>>>>

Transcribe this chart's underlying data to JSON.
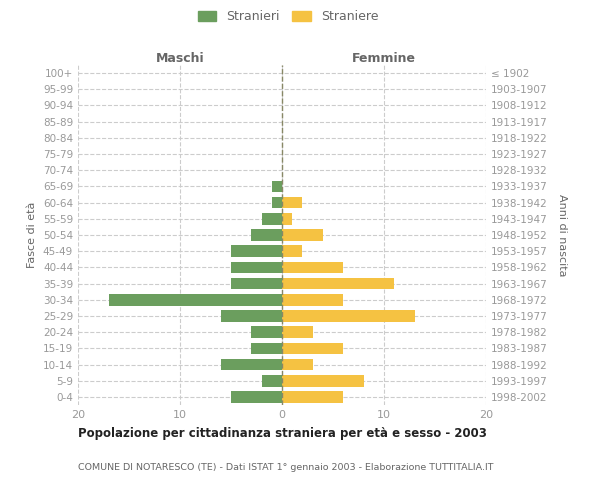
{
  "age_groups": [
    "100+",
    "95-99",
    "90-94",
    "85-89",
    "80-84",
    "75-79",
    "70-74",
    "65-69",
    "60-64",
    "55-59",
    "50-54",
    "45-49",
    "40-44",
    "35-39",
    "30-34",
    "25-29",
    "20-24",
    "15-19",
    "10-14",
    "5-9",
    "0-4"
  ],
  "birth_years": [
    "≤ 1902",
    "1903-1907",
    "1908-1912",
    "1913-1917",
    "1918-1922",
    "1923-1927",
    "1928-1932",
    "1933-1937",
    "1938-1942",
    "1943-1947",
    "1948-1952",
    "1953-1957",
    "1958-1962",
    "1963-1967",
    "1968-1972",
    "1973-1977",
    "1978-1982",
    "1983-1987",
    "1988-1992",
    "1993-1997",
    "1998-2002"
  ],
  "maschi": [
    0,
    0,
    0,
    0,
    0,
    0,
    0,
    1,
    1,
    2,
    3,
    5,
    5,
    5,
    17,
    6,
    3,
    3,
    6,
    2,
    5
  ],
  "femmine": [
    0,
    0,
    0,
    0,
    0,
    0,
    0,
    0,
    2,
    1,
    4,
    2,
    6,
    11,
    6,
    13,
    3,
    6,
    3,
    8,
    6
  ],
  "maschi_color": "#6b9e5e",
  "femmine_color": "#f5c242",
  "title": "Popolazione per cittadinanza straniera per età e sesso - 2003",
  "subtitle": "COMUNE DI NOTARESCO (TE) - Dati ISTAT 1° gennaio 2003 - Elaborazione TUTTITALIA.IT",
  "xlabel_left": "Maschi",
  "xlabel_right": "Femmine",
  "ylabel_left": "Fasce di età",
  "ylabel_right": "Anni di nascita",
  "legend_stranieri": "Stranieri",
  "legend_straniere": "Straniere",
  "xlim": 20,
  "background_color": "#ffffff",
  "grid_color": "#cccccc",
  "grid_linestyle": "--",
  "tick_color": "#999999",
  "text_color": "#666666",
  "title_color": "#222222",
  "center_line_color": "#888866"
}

<<<<

• _EXERCISE PROMPT_
Omit the pictures and reproduce the listing exactly.

• _OUTPUT OF THE TASK_
Transcribe this chart's underlying data to JSON.
{
  "age_groups": [
    "100+",
    "95-99",
    "90-94",
    "85-89",
    "80-84",
    "75-79",
    "70-74",
    "65-69",
    "60-64",
    "55-59",
    "50-54",
    "45-49",
    "40-44",
    "35-39",
    "30-34",
    "25-29",
    "20-24",
    "15-19",
    "10-14",
    "5-9",
    "0-4"
  ],
  "birth_years": [
    "≤ 1902",
    "1903-1907",
    "1908-1912",
    "1913-1917",
    "1918-1922",
    "1923-1927",
    "1928-1932",
    "1933-1937",
    "1938-1942",
    "1943-1947",
    "1948-1952",
    "1953-1957",
    "1958-1962",
    "1963-1967",
    "1968-1972",
    "1973-1977",
    "1978-1982",
    "1983-1987",
    "1988-1992",
    "1993-1997",
    "1998-2002"
  ],
  "maschi": [
    0,
    0,
    0,
    0,
    0,
    0,
    0,
    1,
    1,
    2,
    3,
    5,
    5,
    5,
    17,
    6,
    3,
    3,
    6,
    2,
    5
  ],
  "femmine": [
    0,
    0,
    0,
    0,
    0,
    0,
    0,
    0,
    2,
    1,
    4,
    2,
    6,
    11,
    6,
    13,
    3,
    6,
    3,
    8,
    6
  ],
  "maschi_color": "#6b9e5e",
  "femmine_color": "#f5c242",
  "title": "Popolazione per cittadinanza straniera per età e sesso - 2003",
  "subtitle": "COMUNE DI NOTARESCO (TE) - Dati ISTAT 1° gennaio 2003 - Elaborazione TUTTITALIA.IT",
  "xlabel_left": "Maschi",
  "xlabel_right": "Femmine",
  "ylabel_left": "Fasce di età",
  "ylabel_right": "Anni di nascita",
  "legend_stranieri": "Stranieri",
  "legend_straniere": "Straniere",
  "xlim": 20,
  "background_color": "#ffffff",
  "grid_color": "#cccccc",
  "grid_linestyle": "--",
  "tick_color": "#999999",
  "text_color": "#666666",
  "title_color": "#222222",
  "center_line_color": "#888866"
}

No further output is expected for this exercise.